Your task is to transcribe the data in full.

> _DATA PROVIDED_:
○ ○ ○

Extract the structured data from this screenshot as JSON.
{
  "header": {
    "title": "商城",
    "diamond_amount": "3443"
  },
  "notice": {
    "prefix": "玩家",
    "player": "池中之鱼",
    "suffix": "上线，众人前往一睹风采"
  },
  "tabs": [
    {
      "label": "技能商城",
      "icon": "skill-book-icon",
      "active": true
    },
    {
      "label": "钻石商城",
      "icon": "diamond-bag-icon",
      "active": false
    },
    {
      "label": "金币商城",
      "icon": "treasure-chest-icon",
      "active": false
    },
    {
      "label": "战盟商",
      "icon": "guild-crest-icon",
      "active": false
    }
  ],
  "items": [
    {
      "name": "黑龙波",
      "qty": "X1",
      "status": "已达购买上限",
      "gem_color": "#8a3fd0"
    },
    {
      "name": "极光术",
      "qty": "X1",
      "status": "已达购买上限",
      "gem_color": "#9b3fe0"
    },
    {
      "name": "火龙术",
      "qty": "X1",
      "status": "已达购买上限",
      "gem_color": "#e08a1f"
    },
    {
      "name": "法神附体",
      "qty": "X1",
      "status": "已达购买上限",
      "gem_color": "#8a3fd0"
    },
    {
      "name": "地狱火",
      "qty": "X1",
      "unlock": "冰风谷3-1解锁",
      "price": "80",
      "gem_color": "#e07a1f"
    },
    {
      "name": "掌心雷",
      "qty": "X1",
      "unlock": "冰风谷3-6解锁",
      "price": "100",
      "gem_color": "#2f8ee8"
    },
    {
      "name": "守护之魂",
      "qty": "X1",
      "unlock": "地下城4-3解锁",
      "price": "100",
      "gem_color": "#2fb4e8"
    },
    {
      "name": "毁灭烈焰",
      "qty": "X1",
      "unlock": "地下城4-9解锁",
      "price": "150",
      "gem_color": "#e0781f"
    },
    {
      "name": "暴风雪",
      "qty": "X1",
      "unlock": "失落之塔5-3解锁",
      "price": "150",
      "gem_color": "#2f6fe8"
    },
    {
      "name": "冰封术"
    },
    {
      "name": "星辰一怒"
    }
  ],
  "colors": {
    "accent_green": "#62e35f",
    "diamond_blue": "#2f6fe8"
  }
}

○ ○ ○

> _SOLVED PROBLEM_:
Extract the structured data from this screenshot as JSON.
{
  "header": {
    "title": "商城",
    "diamond_amount": "3443"
  },
  "notice": {
    "prefix": "玩家",
    "player": "池中之鱼",
    "suffix": "上线，众人前往一睹风采"
  },
  "tabs": [
    {
      "label": "技能商城",
      "icon": "skill-book-icon",
      "active": true
    },
    {
      "label": "钻石商城",
      "icon": "diamond-bag-icon",
      "active": false
    },
    {
      "label": "金币商城",
      "icon": "treasure-chest-icon",
      "active": false
    },
    {
      "label": "战盟商",
      "icon": "guild-crest-icon",
      "active": false
    }
  ],
  "items": [
    {
      "name": "黑龙波",
      "qty": "X1",
      "status": "已达购买上限",
      "gem_color": "#8a3fd0"
    },
    {
      "name": "极光术",
      "qty": "X1",
      "status": "已达购买上限",
      "gem_color": "#9b3fe0"
    },
    {
      "name": "火龙术",
      "qty": "X1",
      "status": "已达购买上限",
      "gem_color": "#e08a1f"
    },
    {
      "name": "法神附体",
      "qty": "X1",
      "status": "已达购买上限",
      "gem_color": "#8a3fd0"
    },
    {
      "name": "地狱火",
      "qty": "X1",
      "unlock": "冰风谷3-1解锁",
      "price": "80",
      "gem_color": "#e07a1f"
    },
    {
      "name": "掌心雷",
      "qty": "X1",
      "unlock": "冰风谷3-6解锁",
      "price": "100",
      "gem_color": "#2f8ee8"
    },
    {
      "name": "守护之魂",
      "qty": "X1",
      "unlock": "地下城4-3解锁",
      "price": "100",
      "gem_color": "#2fb4e8"
    },
    {
      "name": "毁灭烈焰",
      "qty": "X1",
      "unlock": "地下城4-9解锁",
      "price": "150",
      "gem_color": "#e0781f"
    },
    {
      "name": "暴风雪",
      "qty": "X1",
      "unlock": "失落之塔5-3解锁",
      "price": "150",
      "gem_color": "#2f6fe8"
    },
    {
      "name": "冰封术"
    },
    {
      "name": "星辰一怒"
    }
  ],
  "colors": {
    "accent_green": "#62e35f",
    "diamond_blue": "#2f6fe8"
  }
}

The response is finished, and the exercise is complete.